(Records to process):
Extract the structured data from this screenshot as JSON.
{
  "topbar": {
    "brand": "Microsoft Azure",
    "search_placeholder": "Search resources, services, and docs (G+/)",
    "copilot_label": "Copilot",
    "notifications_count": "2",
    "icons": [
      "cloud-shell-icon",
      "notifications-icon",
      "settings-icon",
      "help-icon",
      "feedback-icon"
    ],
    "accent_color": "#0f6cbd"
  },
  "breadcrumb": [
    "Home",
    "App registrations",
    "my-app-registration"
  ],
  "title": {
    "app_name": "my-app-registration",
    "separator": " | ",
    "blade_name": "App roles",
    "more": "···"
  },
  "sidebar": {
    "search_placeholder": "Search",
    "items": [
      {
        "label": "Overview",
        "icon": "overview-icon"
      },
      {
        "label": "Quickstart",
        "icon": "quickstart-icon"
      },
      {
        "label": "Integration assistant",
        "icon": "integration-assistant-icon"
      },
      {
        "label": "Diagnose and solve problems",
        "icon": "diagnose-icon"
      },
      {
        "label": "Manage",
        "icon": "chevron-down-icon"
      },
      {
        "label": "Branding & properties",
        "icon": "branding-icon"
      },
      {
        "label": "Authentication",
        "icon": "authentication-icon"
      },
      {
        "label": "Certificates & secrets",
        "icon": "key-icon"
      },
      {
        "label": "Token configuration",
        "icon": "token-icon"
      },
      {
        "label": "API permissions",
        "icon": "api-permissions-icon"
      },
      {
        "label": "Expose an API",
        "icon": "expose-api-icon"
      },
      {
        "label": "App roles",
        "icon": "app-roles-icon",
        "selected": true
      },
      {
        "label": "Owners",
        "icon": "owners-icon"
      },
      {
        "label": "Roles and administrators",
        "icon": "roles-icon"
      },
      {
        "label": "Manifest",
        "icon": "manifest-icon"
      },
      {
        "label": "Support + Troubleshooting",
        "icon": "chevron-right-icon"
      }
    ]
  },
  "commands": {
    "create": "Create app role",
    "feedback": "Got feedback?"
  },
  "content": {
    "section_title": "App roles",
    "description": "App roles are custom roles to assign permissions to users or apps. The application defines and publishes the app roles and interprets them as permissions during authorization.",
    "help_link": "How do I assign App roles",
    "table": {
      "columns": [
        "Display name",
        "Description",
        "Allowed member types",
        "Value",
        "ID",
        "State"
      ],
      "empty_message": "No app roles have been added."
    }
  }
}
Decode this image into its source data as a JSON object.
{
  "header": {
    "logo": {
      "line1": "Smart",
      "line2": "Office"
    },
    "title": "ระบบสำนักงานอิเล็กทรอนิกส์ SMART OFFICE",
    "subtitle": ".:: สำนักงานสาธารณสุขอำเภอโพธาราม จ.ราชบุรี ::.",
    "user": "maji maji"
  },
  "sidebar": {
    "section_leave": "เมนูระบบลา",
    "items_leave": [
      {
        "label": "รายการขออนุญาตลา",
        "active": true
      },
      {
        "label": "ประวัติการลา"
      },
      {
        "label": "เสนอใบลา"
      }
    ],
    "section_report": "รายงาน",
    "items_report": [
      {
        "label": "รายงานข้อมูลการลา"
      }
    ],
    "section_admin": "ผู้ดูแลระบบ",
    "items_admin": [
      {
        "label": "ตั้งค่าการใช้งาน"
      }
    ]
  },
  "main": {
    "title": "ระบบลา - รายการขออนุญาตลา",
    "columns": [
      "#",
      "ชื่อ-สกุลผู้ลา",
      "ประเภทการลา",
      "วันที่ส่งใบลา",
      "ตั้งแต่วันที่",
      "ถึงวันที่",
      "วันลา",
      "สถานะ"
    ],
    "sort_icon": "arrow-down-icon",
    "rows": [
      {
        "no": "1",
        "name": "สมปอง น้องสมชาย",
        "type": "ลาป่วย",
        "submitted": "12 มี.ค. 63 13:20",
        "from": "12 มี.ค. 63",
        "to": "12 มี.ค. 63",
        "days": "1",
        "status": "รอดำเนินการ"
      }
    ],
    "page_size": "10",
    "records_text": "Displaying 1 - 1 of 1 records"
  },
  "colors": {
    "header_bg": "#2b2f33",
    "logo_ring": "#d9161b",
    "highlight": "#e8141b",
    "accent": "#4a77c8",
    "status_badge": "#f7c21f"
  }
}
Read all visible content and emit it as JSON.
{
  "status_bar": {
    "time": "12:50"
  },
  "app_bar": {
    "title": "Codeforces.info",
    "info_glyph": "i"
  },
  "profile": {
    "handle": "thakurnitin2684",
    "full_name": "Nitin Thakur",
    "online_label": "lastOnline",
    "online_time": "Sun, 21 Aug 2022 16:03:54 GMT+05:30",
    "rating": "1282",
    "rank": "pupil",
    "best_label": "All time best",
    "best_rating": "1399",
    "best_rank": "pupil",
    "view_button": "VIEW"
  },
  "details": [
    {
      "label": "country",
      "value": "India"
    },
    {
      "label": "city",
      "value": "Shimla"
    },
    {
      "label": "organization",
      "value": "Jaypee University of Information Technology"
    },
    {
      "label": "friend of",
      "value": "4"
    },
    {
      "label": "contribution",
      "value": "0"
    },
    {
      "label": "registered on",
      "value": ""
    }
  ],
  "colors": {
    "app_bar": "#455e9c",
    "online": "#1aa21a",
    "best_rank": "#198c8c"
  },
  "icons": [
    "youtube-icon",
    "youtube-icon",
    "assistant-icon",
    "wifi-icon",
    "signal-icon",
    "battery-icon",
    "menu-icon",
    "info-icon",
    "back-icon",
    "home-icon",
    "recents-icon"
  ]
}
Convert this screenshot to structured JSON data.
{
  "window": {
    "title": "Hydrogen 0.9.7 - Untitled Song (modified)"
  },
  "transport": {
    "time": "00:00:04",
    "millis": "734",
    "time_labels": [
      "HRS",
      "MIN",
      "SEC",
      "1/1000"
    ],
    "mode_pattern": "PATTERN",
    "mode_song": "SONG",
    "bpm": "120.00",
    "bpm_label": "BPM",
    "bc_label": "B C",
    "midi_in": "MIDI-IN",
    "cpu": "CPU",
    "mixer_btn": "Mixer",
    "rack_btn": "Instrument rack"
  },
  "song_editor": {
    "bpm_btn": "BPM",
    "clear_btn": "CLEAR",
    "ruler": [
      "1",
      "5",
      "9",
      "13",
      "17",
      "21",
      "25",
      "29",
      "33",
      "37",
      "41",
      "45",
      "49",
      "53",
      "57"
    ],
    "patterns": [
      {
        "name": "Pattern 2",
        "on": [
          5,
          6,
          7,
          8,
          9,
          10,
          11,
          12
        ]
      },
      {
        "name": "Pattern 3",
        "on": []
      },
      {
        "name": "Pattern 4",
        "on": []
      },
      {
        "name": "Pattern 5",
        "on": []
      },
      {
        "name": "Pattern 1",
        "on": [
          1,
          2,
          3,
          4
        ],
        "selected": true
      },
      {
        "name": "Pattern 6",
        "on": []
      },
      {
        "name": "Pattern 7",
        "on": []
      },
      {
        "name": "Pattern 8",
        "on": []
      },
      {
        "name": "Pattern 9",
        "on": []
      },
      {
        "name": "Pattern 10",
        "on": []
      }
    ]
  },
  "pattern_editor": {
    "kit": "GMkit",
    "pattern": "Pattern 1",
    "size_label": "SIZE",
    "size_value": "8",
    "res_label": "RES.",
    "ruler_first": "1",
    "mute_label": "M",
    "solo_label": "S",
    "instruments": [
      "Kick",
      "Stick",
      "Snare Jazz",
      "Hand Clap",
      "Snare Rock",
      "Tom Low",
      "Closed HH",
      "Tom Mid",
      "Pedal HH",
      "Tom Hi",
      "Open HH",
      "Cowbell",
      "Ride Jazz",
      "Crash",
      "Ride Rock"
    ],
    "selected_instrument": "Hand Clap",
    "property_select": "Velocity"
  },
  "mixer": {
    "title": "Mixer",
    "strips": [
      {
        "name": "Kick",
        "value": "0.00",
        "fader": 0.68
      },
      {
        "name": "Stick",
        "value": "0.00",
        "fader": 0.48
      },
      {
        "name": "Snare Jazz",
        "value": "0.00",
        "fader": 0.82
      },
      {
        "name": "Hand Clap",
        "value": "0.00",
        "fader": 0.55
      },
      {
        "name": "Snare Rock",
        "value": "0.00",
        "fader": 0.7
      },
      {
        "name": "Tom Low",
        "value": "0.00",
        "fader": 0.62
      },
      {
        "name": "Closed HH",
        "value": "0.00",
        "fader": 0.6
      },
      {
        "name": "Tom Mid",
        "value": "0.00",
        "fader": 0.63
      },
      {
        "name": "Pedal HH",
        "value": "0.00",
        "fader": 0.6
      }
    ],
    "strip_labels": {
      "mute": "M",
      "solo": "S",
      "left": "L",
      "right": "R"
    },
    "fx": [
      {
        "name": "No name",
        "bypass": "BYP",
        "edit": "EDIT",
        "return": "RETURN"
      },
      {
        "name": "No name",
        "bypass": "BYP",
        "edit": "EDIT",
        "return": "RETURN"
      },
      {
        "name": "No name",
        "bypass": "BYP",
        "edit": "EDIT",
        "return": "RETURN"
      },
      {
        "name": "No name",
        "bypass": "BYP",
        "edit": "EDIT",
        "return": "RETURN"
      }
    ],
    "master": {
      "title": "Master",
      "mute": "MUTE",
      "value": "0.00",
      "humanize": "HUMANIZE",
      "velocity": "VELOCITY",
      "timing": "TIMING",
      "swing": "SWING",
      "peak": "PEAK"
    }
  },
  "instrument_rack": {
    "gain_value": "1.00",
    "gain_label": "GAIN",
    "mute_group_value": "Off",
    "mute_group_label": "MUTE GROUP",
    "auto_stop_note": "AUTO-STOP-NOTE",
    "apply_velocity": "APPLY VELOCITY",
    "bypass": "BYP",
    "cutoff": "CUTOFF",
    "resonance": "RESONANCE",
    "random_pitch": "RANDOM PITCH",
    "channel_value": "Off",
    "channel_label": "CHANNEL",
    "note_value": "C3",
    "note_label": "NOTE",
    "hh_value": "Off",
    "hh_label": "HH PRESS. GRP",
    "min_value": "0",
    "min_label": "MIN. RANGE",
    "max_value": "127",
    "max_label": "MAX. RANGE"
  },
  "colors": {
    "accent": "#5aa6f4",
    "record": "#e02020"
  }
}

(Problem statement): Only lines holding the string "Rock" are wanted; gather each one from the entries above.

(Response below):
      "Snare Rock",
      "Ride Rock"
        "name": "Snare Rock",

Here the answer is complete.